### PROBLEM DETAILS
Pick out the lines in the listing below that contain the word "range" and copy them.

### Dataset records on visual material

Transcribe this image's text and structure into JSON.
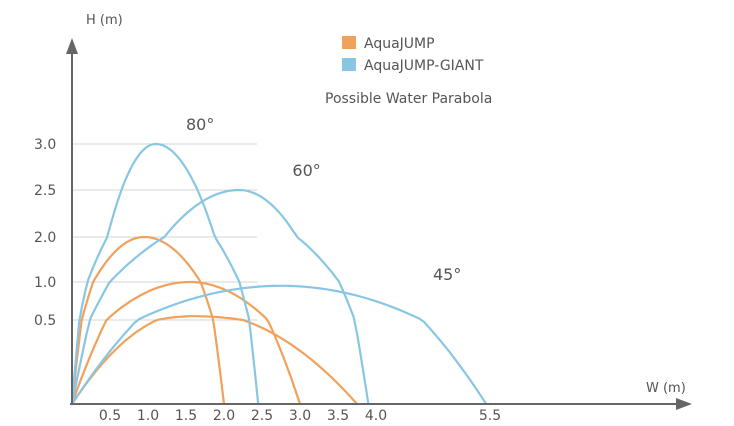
{
  "chart_data": {
    "type": "line",
    "xlabel": "W (m)",
    "ylabel": "H (m)",
    "subtitle": "Possible Water Parabola",
    "xlim": [
      0,
      6.2
    ],
    "ylim": [
      0,
      3.6
    ],
    "x_ticks": [
      0.5,
      1.0,
      1.5,
      2.0,
      2.5,
      3.0,
      3.5,
      4.0,
      5.5
    ],
    "x_tick_labels": [
      "0.5",
      "1.0",
      "1.5",
      "2.0",
      "2.5",
      "3.0",
      "3.5",
      "4.0",
      "5.5"
    ],
    "y_ticks": [
      0.5,
      1.0,
      2.0,
      2.5,
      3.0
    ],
    "y_tick_labels": [
      "0.5",
      "1.0",
      "2.0",
      "2.5",
      "3.0"
    ],
    "grid": "horizontal-at-ticks",
    "legend": {
      "placement": "top-center",
      "entries": [
        {
          "label": "AquaJUMP",
          "color": "#f0a25c"
        },
        {
          "label": "AquaJUMP-GIANT",
          "color": "#88c6e4"
        }
      ]
    },
    "angle_labels": [
      {
        "text": "80°",
        "x": 1.5,
        "y": 3.15
      },
      {
        "text": "60°",
        "x": 2.9,
        "y": 2.65
      },
      {
        "text": "45°",
        "x": 4.75,
        "y": 1.05
      }
    ],
    "series": [
      {
        "product": "AquaJUMP",
        "angle": "80°",
        "color": "#f0a25c",
        "apex": [
          0.95,
          2.0
        ],
        "range": 2.0
      },
      {
        "product": "AquaJUMP",
        "angle": "60°",
        "color": "#f0a25c",
        "apex": [
          1.55,
          1.0
        ],
        "range": 3.0
      },
      {
        "product": "AquaJUMP",
        "angle": "45°",
        "color": "#f0a25c",
        "apex": [
          1.6,
          0.55
        ],
        "range": 3.75
      },
      {
        "product": "AquaJUMP-GIANT",
        "angle": "80°",
        "color": "#88c6e4",
        "apex": [
          1.1,
          3.0
        ],
        "range": 2.45
      },
      {
        "product": "AquaJUMP-GIANT",
        "angle": "60°",
        "color": "#88c6e4",
        "apex": [
          2.2,
          2.5
        ],
        "range": 3.9
      },
      {
        "product": "AquaJUMP-GIANT",
        "angle": "45°",
        "color": "#88c6e4",
        "apex": [
          2.75,
          0.95
        ],
        "range": 5.45
      }
    ]
  }
}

### ANSWER BELOW
        "range": 2.0
        "range": 3.0
        "range": 3.75
        "range": 2.45
        "range": 3.9
        "range": 5.45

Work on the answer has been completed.